▶ WHAT YOU ARE ASKED TO DO:
Filter the records for lines holding the string "付费流量".

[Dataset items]
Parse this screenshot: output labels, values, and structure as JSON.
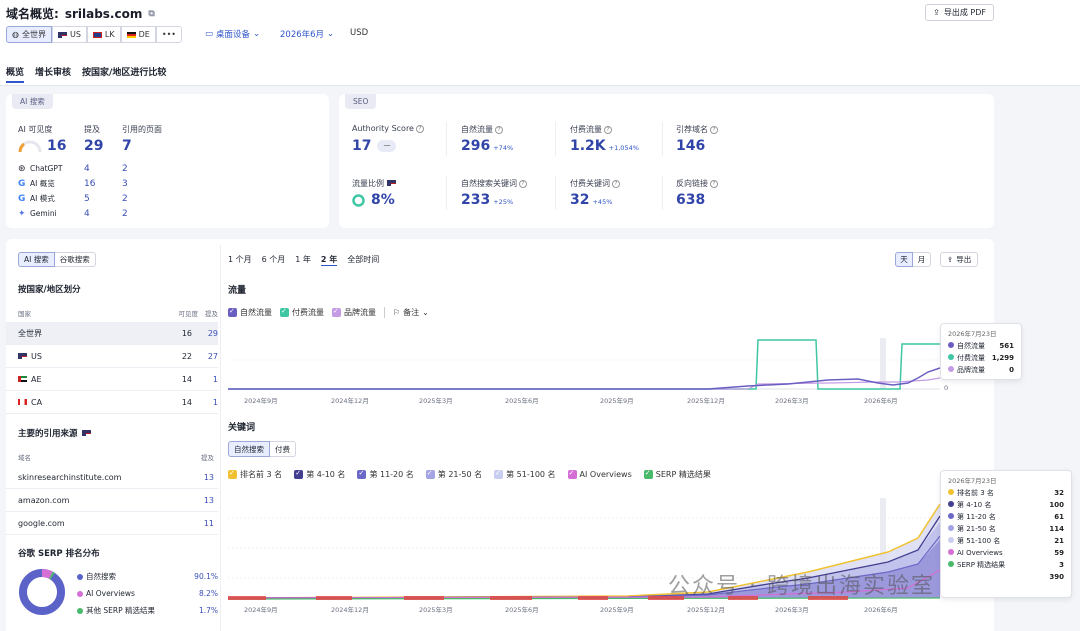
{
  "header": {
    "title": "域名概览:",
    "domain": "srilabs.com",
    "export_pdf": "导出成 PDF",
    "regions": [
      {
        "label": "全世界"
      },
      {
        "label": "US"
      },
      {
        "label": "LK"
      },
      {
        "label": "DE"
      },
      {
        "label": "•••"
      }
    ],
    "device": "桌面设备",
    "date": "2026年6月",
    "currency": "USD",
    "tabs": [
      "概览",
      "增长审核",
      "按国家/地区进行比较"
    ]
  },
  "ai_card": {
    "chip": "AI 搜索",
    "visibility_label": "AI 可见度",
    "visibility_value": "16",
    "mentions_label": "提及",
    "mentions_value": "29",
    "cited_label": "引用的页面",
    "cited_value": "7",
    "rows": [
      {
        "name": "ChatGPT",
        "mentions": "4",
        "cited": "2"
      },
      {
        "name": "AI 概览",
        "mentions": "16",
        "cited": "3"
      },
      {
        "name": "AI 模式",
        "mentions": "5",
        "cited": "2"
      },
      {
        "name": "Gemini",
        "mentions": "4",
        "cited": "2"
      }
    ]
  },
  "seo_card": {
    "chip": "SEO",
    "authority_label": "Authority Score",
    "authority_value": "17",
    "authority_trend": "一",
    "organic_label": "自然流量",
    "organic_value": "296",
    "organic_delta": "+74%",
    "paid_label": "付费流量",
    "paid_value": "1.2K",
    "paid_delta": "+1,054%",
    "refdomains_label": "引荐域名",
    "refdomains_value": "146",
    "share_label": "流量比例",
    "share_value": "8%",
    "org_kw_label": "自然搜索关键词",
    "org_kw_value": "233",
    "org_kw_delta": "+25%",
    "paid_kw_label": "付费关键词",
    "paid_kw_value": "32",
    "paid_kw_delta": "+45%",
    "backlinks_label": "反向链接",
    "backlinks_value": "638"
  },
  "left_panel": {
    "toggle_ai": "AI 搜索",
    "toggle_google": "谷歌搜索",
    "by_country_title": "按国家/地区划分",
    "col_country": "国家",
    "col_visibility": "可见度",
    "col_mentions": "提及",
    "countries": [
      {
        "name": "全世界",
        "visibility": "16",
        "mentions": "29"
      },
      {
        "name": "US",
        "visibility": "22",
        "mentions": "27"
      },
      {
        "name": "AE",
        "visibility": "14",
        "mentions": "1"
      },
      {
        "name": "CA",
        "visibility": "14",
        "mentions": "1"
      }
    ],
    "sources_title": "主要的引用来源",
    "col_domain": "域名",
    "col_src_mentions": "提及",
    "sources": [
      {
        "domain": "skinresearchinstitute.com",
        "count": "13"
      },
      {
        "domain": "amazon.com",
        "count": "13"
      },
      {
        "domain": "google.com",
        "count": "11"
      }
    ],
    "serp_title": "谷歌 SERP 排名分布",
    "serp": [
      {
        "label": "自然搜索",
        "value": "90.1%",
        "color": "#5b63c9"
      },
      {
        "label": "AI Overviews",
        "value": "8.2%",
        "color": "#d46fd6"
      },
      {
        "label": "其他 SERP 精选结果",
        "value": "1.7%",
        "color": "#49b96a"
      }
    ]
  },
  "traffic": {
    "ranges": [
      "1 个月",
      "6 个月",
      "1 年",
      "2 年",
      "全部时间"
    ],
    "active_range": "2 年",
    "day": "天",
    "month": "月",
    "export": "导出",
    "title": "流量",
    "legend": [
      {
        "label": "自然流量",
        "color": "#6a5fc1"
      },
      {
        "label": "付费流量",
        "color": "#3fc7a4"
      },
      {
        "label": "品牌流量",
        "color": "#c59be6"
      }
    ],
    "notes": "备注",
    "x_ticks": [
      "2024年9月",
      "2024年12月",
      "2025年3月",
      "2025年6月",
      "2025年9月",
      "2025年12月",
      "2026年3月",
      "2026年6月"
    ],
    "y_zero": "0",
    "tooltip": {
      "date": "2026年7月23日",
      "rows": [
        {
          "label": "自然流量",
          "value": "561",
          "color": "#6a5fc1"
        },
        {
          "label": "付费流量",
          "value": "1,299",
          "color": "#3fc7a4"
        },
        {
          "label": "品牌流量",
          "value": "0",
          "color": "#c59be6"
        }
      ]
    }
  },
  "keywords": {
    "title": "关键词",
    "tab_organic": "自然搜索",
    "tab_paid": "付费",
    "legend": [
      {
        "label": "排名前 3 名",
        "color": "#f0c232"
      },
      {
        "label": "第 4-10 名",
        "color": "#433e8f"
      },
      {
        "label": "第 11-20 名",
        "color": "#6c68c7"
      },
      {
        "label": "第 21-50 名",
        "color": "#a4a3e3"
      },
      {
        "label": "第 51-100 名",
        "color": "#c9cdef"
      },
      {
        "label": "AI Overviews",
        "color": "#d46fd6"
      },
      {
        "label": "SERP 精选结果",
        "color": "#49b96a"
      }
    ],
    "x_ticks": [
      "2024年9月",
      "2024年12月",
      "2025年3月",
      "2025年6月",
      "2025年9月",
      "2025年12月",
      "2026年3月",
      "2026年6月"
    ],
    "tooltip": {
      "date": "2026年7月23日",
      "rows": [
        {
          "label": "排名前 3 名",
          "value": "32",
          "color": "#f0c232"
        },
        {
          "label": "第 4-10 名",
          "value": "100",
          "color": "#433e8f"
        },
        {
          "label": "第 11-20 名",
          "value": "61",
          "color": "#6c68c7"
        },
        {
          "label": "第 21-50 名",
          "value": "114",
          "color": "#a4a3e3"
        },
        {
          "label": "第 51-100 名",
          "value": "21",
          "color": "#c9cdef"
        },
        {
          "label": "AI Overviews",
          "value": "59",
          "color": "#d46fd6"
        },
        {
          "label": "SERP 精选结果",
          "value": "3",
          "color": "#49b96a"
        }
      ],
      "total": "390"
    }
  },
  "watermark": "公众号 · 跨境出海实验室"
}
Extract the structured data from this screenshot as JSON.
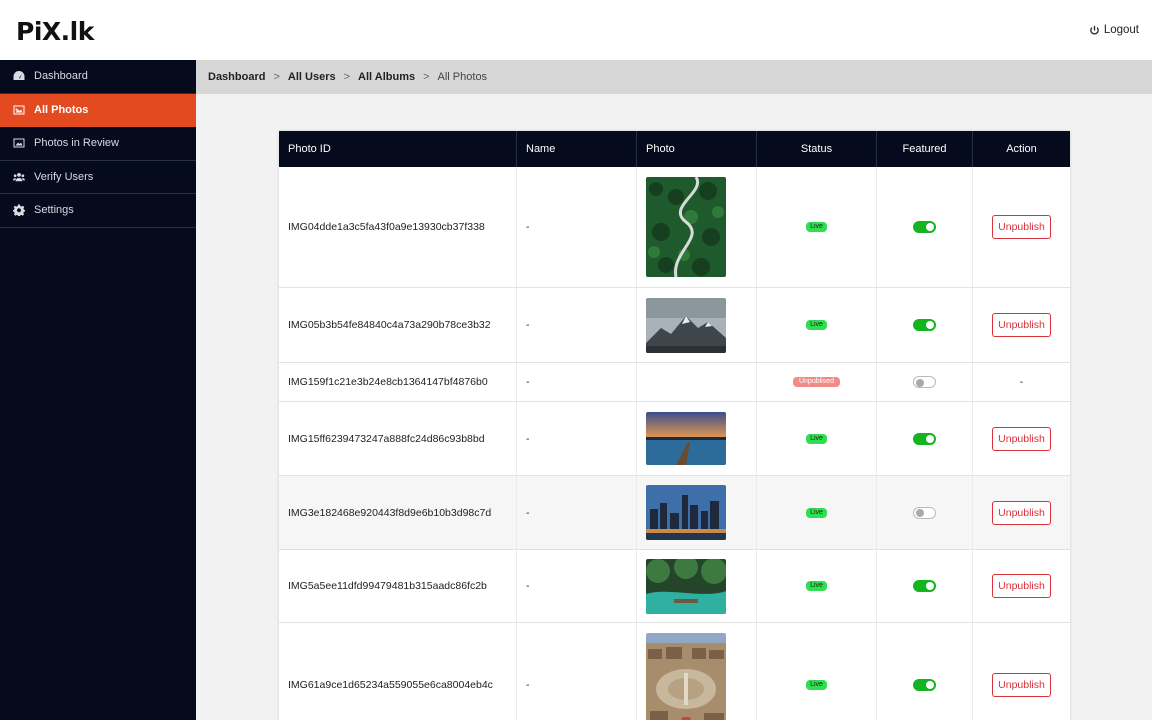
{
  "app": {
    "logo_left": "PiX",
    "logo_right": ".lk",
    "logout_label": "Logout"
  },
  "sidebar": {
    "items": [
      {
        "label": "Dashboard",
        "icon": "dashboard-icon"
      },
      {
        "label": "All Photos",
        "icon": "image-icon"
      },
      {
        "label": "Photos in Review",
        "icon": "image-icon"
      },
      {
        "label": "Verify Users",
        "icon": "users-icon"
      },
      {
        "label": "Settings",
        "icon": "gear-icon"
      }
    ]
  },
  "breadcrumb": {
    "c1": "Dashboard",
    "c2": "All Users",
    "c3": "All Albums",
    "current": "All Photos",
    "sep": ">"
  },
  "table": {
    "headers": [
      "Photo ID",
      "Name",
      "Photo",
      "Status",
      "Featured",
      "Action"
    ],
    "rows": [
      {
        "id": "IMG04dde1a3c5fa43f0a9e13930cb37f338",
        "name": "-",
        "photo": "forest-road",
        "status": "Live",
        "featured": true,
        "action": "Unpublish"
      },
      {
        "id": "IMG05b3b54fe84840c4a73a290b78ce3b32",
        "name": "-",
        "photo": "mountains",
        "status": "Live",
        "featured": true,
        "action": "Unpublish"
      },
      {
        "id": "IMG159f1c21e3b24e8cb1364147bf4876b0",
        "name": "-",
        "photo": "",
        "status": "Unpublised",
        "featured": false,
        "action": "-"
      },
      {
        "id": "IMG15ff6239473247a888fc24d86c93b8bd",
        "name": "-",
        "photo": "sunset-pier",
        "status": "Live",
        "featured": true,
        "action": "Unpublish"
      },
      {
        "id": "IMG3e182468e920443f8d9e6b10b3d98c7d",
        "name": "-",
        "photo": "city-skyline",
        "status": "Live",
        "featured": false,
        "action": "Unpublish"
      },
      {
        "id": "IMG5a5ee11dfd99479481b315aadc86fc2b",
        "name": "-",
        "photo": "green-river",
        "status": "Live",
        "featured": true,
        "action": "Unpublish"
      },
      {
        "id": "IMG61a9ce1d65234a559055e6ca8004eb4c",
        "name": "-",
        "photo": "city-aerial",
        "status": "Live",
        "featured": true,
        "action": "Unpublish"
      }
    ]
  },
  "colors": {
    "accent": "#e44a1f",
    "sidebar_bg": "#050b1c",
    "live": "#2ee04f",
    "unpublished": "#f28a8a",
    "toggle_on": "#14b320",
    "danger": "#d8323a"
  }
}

▶ FINISHED ANSWER:
    "paid_label": "付费流量",
        "label": "付费流量",
          "label": "付费流量",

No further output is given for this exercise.